┌────────

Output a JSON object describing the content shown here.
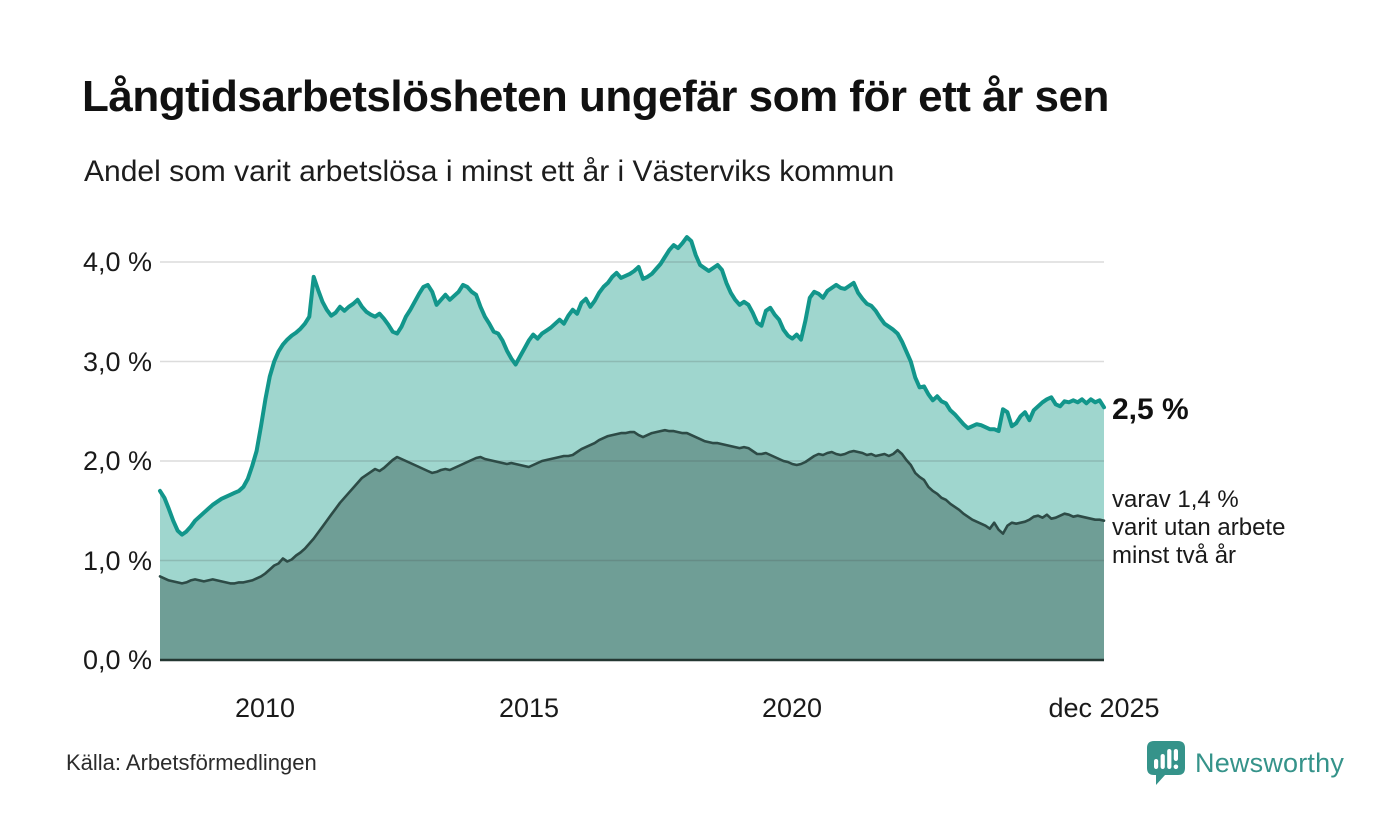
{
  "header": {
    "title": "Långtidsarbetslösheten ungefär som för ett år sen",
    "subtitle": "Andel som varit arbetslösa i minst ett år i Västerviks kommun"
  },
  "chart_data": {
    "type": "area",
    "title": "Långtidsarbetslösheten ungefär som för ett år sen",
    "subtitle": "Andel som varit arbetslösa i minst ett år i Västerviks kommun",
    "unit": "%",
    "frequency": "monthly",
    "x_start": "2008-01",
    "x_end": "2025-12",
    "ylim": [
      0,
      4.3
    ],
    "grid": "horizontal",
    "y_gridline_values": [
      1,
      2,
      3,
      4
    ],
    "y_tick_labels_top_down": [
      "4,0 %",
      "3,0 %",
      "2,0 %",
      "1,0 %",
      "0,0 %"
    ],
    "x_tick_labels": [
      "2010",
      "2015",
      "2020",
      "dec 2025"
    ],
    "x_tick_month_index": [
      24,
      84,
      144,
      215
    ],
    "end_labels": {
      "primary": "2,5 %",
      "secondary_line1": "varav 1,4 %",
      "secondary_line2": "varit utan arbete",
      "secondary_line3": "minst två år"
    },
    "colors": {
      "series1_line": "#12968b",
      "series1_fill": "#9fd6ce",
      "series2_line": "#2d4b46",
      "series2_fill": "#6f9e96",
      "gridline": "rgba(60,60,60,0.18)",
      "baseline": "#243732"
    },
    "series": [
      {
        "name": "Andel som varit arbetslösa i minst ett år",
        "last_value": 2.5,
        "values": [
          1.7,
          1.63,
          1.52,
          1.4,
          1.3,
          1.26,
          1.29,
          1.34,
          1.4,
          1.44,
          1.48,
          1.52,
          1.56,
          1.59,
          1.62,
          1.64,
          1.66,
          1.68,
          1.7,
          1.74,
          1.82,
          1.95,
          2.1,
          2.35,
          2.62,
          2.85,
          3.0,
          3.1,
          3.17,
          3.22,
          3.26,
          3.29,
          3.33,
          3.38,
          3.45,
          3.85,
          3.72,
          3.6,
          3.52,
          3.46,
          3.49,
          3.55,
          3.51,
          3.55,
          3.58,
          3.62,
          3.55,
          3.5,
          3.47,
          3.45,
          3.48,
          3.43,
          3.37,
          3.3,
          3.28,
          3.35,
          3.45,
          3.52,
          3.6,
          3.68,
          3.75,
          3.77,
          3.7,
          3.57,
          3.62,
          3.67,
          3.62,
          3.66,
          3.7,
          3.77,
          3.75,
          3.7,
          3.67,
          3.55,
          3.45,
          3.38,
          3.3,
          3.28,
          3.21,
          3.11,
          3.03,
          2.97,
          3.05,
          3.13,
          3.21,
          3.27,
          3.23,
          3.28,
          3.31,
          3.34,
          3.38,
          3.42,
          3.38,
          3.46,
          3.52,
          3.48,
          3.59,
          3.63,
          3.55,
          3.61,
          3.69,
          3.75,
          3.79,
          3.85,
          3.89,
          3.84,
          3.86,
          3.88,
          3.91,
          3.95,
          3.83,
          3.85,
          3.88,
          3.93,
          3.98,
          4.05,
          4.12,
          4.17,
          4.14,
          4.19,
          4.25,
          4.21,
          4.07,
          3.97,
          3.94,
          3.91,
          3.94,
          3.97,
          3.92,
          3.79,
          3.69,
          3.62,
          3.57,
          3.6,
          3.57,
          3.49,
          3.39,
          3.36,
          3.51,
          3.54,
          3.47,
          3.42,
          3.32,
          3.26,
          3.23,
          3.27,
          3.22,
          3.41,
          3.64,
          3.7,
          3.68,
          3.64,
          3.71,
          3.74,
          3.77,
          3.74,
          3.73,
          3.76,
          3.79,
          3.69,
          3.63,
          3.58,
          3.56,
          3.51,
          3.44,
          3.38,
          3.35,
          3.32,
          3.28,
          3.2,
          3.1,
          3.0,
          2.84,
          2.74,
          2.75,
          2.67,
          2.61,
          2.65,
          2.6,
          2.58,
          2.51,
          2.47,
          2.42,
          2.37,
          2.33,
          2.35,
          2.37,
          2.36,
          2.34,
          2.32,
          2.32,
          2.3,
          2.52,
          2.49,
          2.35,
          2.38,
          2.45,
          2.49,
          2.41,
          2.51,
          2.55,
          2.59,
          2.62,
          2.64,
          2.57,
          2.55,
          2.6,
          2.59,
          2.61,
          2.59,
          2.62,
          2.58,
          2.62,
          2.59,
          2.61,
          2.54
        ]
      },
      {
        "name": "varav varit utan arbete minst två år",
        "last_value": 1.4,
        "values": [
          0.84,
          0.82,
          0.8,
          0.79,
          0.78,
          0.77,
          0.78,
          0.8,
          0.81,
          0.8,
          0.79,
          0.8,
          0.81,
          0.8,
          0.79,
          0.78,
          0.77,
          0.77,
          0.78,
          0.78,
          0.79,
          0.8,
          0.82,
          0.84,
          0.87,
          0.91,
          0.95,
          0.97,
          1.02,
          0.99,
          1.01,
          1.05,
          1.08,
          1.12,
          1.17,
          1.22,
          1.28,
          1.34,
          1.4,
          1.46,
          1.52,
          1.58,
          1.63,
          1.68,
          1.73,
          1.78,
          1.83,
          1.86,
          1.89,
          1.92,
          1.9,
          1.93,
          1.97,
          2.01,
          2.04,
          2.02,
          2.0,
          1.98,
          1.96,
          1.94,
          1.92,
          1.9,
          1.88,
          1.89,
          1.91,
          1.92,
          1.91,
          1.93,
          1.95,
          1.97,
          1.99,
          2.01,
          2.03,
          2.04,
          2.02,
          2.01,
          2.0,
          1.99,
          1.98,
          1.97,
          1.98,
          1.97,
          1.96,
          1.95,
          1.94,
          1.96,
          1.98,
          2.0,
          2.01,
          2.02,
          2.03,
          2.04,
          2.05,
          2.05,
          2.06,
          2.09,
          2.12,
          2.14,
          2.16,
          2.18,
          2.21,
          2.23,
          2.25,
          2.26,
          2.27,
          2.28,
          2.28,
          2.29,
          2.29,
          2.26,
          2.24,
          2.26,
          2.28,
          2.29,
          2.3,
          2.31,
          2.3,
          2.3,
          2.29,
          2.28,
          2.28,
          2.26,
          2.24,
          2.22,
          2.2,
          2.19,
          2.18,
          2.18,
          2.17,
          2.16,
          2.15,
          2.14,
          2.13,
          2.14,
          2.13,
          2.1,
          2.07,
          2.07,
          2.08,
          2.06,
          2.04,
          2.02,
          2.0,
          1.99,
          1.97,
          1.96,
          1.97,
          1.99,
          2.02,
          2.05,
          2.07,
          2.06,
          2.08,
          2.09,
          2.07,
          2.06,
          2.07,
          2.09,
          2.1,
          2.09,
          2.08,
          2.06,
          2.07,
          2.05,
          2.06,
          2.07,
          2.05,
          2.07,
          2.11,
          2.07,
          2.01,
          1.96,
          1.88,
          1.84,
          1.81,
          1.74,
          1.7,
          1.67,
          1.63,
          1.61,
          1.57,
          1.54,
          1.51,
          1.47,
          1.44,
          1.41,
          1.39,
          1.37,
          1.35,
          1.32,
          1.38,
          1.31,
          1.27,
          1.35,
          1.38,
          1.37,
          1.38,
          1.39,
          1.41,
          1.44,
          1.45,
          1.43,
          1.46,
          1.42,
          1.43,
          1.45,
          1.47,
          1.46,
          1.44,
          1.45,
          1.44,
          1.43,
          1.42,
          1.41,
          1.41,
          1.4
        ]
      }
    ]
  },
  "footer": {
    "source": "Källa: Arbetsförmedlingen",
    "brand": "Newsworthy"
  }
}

└────────

**Work to be completed:**
Tally how many lines of the records hold the word "varit". Answer with the number only.

**Solution for this problem:**
5